--- START OF Raw data ---
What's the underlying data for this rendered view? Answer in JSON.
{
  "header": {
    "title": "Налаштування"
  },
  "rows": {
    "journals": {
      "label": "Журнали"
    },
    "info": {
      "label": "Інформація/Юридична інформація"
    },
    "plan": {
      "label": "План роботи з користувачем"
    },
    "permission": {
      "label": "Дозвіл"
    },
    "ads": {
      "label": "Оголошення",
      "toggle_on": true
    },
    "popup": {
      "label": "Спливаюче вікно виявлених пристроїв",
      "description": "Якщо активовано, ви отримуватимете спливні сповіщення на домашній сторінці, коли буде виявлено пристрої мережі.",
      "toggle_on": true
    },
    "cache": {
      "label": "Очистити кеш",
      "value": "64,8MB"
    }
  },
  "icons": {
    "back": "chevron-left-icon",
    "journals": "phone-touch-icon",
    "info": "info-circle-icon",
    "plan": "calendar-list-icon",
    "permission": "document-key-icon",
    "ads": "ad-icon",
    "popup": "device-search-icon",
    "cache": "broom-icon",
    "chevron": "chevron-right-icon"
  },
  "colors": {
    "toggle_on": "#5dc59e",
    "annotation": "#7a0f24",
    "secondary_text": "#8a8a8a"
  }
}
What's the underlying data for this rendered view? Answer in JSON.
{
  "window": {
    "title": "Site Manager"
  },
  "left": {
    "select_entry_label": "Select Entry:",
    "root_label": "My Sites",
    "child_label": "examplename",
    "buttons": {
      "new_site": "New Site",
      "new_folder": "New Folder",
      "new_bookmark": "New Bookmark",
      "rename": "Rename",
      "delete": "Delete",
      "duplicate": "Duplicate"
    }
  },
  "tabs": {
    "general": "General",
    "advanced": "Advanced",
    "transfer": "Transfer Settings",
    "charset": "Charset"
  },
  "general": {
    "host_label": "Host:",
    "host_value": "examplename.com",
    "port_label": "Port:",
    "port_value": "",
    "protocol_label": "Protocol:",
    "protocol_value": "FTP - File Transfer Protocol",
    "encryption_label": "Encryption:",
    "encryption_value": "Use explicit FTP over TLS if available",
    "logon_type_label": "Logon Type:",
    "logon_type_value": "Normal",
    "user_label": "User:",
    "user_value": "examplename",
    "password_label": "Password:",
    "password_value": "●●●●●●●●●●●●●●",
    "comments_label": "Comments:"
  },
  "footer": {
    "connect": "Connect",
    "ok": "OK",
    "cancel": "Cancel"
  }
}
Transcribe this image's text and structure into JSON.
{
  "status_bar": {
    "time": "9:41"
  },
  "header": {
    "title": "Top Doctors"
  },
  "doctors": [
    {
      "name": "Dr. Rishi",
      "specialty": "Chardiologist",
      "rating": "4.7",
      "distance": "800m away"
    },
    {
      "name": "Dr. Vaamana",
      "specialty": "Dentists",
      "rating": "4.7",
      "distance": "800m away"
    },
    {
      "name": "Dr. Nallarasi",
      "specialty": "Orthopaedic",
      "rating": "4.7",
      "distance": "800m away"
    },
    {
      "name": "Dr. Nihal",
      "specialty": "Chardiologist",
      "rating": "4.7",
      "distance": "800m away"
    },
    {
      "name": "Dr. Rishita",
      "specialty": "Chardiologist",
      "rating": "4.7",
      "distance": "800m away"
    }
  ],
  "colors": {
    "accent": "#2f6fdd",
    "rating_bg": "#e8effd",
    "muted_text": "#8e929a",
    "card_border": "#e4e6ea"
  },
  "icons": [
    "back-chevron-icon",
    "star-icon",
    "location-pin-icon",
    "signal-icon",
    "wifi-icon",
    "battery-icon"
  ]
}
--- END OF Raw data ---
Given problem
Copy out the full listing exactly.

Full answer
What's the underlying data for this rendered view? Answer in JSON.
{
  "header": {
    "title": "Налаштування"
  },
  "rows": {
    "journals": {
      "label": "Журнали"
    },
    "info": {
      "label": "Інформація/Юридична інформація"
    },
    "plan": {
      "label": "План роботи з користувачем"
    },
    "permission": {
      "label": "Дозвіл"
    },
    "ads": {
      "label": "Оголошення",
      "toggle_on": true
    },
    "popup": {
      "label": "Спливаюче вікно виявлених пристроїв",
      "description": "Якщо активовано, ви отримуватимете спливні сповіщення на домашній сторінці, коли буде виявлено пристрої мережі.",
      "toggle_on": true
    },
    "cache": {
      "label": "Очистити кеш",
      "value": "64,8MB"
    }
  },
  "icons": {
    "back": "chevron-left-icon",
    "journals": "phone-touch-icon",
    "info": "info-circle-icon",
    "plan": "calendar-list-icon",
    "permission": "document-key-icon",
    "ads": "ad-icon",
    "popup": "device-search-icon",
    "cache": "broom-icon",
    "chevron": "chevron-right-icon"
  },
  "colors": {
    "toggle_on": "#5dc59e",
    "annotation": "#7a0f24",
    "secondary_text": "#8a8a8a"
  }
}
What's the underlying data for this rendered view? Answer in JSON.
{
  "window": {
    "title": "Site Manager"
  },
  "left": {
    "select_entry_label": "Select Entry:",
    "root_label": "My Sites",
    "child_label": "examplename",
    "buttons": {
      "new_site": "New Site",
      "new_folder": "New Folder",
      "new_bookmark": "New Bookmark",
      "rename": "Rename",
      "delete": "Delete",
      "duplicate": "Duplicate"
    }
  },
  "tabs": {
    "general": "General",
    "advanced": "Advanced",
    "transfer": "Transfer Settings",
    "charset": "Charset"
  },
  "general": {
    "host_label": "Host:",
    "host_value": "examplename.com",
    "port_label": "Port:",
    "port_value": "",
    "protocol_label": "Protocol:",
    "protocol_value": "FTP - File Transfer Protocol",
    "encryption_label": "Encryption:",
    "encryption_value": "Use explicit FTP over TLS if available",
    "logon_type_label": "Logon Type:",
    "logon_type_value": "Normal",
    "user_label": "User:",
    "user_value": "examplename",
    "password_label": "Password:",
    "password_value": "●●●●●●●●●●●●●●",
    "comments_label": "Comments:"
  },
  "footer": {
    "connect": "Connect",
    "ok": "OK",
    "cancel": "Cancel"
  }
}
Transcribe this image's text and structure into JSON.
{
  "status_bar": {
    "time": "9:41"
  },
  "header": {
    "title": "Top Doctors"
  },
  "doctors": [
    {
      "name": "Dr. Rishi",
      "specialty": "Chardiologist",
      "rating": "4.7",
      "distance": "800m away"
    },
    {
      "name": "Dr. Vaamana",
      "specialty": "Dentists",
      "rating": "4.7",
      "distance": "800m away"
    },
    {
      "name": "Dr. Nallarasi",
      "specialty": "Orthopaedic",
      "rating": "4.7",
      "distance": "800m away"
    },
    {
      "name": "Dr. Nihal",
      "specialty": "Chardiologist",
      "rating": "4.7",
      "distance": "800m away"
    },
    {
      "name": "Dr. Rishita",
      "specialty": "Chardiologist",
      "rating": "4.7",
      "distance": "800m away"
    }
  ],
  "colors": {
    "accent": "#2f6fdd",
    "rating_bg": "#e8effd",
    "muted_text": "#8e929a",
    "card_border": "#e4e6ea"
  },
  "icons": [
    "back-chevron-icon",
    "star-icon",
    "location-pin-icon",
    "signal-icon",
    "wifi-icon",
    "battery-icon"
  ]
}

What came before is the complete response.